### LISTED ENTRIES
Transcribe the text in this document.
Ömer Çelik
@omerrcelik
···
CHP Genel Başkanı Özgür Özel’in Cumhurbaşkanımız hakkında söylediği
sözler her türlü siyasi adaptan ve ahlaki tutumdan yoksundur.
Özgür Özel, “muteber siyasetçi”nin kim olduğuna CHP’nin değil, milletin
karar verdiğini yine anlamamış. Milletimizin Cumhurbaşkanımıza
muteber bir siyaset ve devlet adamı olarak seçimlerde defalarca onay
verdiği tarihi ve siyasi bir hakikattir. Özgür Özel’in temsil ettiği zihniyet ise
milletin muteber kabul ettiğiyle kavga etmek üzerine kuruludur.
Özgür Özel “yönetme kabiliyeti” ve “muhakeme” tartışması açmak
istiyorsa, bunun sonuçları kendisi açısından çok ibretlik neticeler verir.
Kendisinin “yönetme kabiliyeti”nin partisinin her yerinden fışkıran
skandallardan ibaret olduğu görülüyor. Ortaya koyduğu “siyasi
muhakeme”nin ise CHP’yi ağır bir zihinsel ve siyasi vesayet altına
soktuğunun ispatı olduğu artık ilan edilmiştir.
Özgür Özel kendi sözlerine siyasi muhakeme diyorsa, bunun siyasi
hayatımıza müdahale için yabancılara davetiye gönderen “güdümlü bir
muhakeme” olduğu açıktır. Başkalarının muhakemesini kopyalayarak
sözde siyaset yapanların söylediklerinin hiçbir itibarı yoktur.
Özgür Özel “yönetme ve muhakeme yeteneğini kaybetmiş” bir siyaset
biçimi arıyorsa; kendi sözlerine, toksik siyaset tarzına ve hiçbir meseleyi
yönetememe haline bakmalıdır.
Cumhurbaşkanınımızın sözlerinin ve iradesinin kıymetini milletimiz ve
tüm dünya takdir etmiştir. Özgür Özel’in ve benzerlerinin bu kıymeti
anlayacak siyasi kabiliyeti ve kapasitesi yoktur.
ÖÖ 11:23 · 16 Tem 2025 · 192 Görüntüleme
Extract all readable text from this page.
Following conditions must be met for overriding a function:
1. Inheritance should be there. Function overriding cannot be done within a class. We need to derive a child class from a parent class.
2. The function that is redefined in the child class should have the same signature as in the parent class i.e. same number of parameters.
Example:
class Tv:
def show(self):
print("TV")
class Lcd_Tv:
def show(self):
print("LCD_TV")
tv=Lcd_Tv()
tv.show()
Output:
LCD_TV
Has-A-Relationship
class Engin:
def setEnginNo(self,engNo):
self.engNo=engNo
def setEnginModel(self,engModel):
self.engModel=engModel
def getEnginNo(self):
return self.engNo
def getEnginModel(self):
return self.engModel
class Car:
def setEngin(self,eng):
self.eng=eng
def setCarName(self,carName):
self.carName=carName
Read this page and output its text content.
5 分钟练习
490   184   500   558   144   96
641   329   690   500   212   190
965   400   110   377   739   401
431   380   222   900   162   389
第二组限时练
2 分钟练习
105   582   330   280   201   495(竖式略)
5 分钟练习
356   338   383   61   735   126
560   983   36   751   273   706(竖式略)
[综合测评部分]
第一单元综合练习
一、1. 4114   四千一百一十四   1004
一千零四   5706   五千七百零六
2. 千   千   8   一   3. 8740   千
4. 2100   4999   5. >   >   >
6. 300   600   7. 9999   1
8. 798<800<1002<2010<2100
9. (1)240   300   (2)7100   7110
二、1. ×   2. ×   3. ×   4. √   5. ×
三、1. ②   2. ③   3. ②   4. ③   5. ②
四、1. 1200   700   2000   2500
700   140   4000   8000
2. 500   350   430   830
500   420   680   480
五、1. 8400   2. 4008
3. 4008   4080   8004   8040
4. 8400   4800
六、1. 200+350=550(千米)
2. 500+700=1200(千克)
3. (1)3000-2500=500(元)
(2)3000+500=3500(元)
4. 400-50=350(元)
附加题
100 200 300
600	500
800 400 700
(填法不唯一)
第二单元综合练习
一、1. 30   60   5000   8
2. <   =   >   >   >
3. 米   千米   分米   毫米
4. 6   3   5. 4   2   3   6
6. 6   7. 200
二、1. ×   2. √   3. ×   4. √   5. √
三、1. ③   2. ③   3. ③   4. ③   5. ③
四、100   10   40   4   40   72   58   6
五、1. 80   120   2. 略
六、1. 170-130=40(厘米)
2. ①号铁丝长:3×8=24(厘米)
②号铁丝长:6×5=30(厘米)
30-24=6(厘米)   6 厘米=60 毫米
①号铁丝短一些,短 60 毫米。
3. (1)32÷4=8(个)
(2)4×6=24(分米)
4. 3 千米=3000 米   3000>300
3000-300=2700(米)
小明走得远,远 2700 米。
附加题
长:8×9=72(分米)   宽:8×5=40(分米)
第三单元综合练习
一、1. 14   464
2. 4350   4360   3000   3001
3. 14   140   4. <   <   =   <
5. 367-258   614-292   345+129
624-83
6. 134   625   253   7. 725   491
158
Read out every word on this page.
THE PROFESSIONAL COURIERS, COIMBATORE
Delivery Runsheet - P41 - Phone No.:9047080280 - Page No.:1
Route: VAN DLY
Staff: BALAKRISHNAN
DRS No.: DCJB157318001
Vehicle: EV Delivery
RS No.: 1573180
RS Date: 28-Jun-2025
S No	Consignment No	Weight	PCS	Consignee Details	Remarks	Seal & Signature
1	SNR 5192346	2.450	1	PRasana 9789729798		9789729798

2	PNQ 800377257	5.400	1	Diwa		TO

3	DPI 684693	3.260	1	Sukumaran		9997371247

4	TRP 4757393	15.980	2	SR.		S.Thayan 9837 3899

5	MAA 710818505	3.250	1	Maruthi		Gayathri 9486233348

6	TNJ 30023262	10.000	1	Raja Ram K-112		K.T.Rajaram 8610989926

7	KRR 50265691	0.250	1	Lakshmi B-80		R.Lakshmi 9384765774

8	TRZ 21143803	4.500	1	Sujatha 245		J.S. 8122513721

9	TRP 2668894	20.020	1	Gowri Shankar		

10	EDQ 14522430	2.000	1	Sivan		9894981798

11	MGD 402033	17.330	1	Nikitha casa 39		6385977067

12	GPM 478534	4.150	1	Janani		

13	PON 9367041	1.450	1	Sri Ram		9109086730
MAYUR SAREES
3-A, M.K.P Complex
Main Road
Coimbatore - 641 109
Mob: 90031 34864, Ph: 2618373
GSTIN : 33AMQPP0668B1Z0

### STATED GOAL
Repeat each of the entries above precisely as given.

### TASK OUTPUT
Transcribe the text in this document.
Ömer Çelik
@omerrcelik
···
CHP Genel Başkanı Özgür Özel’in Cumhurbaşkanımız hakkında söylediği
sözler her türlü siyasi adaptan ve ahlaki tutumdan yoksundur.
Özgür Özel, “muteber siyasetçi”nin kim olduğuna CHP’nin değil, milletin
karar verdiğini yine anlamamış. Milletimizin Cumhurbaşkanımıza
muteber bir siyaset ve devlet adamı olarak seçimlerde defalarca onay
verdiği tarihi ve siyasi bir hakikattir. Özgür Özel’in temsil ettiği zihniyet ise
milletin muteber kabul ettiğiyle kavga etmek üzerine kuruludur.
Özgür Özel “yönetme kabiliyeti” ve “muhakeme” tartışması açmak
istiyorsa, bunun sonuçları kendisi açısından çok ibretlik neticeler verir.
Kendisinin “yönetme kabiliyeti”nin partisinin her yerinden fışkıran
skandallardan ibaret olduğu görülüyor. Ortaya koyduğu “siyasi
muhakeme”nin ise CHP’yi ağır bir zihinsel ve siyasi vesayet altına
soktuğunun ispatı olduğu artık ilan edilmiştir.
Özgür Özel kendi sözlerine siyasi muhakeme diyorsa, bunun siyasi
hayatımıza müdahale için yabancılara davetiye gönderen “güdümlü bir
muhakeme” olduğu açıktır. Başkalarının muhakemesini kopyalayarak
sözde siyaset yapanların söylediklerinin hiçbir itibarı yoktur.
Özgür Özel “yönetme ve muhakeme yeteneğini kaybetmiş” bir siyaset
biçimi arıyorsa; kendi sözlerine, toksik siyaset tarzına ve hiçbir meseleyi
yönetememe haline bakmalıdır.
Cumhurbaşkanınımızın sözlerinin ve iradesinin kıymetini milletimiz ve
tüm dünya takdir etmiştir. Özgür Özel’in ve benzerlerinin bu kıymeti
anlayacak siyasi kabiliyeti ve kapasitesi yoktur.
ÖÖ 11:23 · 16 Tem 2025 · 192 Görüntüleme
Extract all readable text from this page.
Following conditions must be met for overriding a function:
1. Inheritance should be there. Function overriding cannot be done within a class. We need to derive a child class from a parent class.
2. The function that is redefined in the child class should have the same signature as in the parent class i.e. same number of parameters.
Example:
class Tv:
def show(self):
print("TV")
class Lcd_Tv:
def show(self):
print("LCD_TV")
tv=Lcd_Tv()
tv.show()
Output:
LCD_TV
Has-A-Relationship
class Engin:
def setEnginNo(self,engNo):
self.engNo=engNo
def setEnginModel(self,engModel):
self.engModel=engModel
def getEnginNo(self):
return self.engNo
def getEnginModel(self):
return self.engModel
class Car:
def setEngin(self,eng):
self.eng=eng
def setCarName(self,carName):
self.carName=carName
Read this page and output its text content.
5 分钟练习
490   184   500   558   144   96
641   329   690   500   212   190
965   400   110   377   739   401
431   380   222   900   162   389
第二组限时练
2 分钟练习
105   582   330   280   201   495(竖式略)
5 分钟练习
356   338   383   61   735   126
560   983   36   751   273   706(竖式略)
[综合测评部分]
第一单元综合练习
一、1. 4114   四千一百一十四   1004
一千零四   5706   五千七百零六
2. 千   千   8   一   3. 8740   千
4. 2100   4999   5. >   >   >
6. 300   600   7. 9999   1
8. 798<800<1002<2010<2100
9. (1)240   300   (2)7100   7110
二、1. ×   2. ×   3. ×   4. √   5. ×
三、1. ②   2. ③   3. ②   4. ③   5. ②
四、1. 1200   700   2000   2500
700   140   4000   8000
2. 500   350   430   830
500   420   680   480
五、1. 8400   2. 4008
3. 4008   4080   8004   8040
4. 8400   4800
六、1. 200+350=550(千米)
2. 500+700=1200(千克)
3. (1)3000-2500=500(元)
(2)3000+500=3500(元)
4. 400-50=350(元)
附加题
100 200 300
600	500
800 400 700
(填法不唯一)
第二单元综合练习
一、1. 30   60   5000   8
2. <   =   >   >   >
3. 米   千米   分米   毫米
4. 6   3   5. 4   2   3   6
6. 6   7. 200
二、1. ×   2. √   3. ×   4. √   5. √
三、1. ③   2. ③   3. ③   4. ③   5. ③
四、100   10   40   4   40   72   58   6
五、1. 80   120   2. 略
六、1. 170-130=40(厘米)
2. ①号铁丝长:3×8=24(厘米)
②号铁丝长:6×5=30(厘米)
30-24=6(厘米)   6 厘米=60 毫米
①号铁丝短一些,短 60 毫米。
3. (1)32÷4=8(个)
(2)4×6=24(分米)
4. 3 千米=3000 米   3000>300
3000-300=2700(米)
小明走得远,远 2700 米。
附加题
长:8×9=72(分米)   宽:8×5=40(分米)
第三单元综合练习
一、1. 14   464
2. 4350   4360   3000   3001
3. 14   140   4. <   <   =   <
5. 367-258   614-292   345+129
624-83
6. 134   625   253   7. 725   491
158
Read out every word on this page.
THE PROFESSIONAL COURIERS, COIMBATORE
Delivery Runsheet - P41 - Phone No.:9047080280 - Page No.:1
Route: VAN DLY
Staff: BALAKRISHNAN
DRS No.: DCJB157318001
Vehicle: EV Delivery
RS No.: 1573180
RS Date: 28-Jun-2025
S No	Consignment No	Weight	PCS	Consignee Details	Remarks	Seal & Signature
1	SNR 5192346	2.450	1	PRasana 9789729798		9789729798

2	PNQ 800377257	5.400	1	Diwa		TO

3	DPI 684693	3.260	1	Sukumaran		9997371247

4	TRP 4757393	15.980	2	SR.		S.Thayan 9837 3899

5	MAA 710818505	3.250	1	Maruthi		Gayathri 9486233348

6	TNJ 30023262	10.000	1	Raja Ram K-112		K.T.Rajaram 8610989926

7	KRR 50265691	0.250	1	Lakshmi B-80		R.Lakshmi 9384765774

8	TRZ 21143803	4.500	1	Sujatha 245		J.S. 8122513721

9	TRP 2668894	20.020	1	Gowri Shankar		

10	EDQ 14522430	2.000	1	Sivan		9894981798

11	MGD 402033	17.330	1	Nikitha casa 39		6385977067

12	GPM 478534	4.150	1	Janani		

13	PON 9367041	1.450	1	Sri Ram		9109086730
MAYUR SAREES
3-A, M.K.P Complex
Main Road
Coimbatore - 641 109
Mob: 90031 34864, Ph: 2618373
GSTIN : 33AMQPP0668B1Z0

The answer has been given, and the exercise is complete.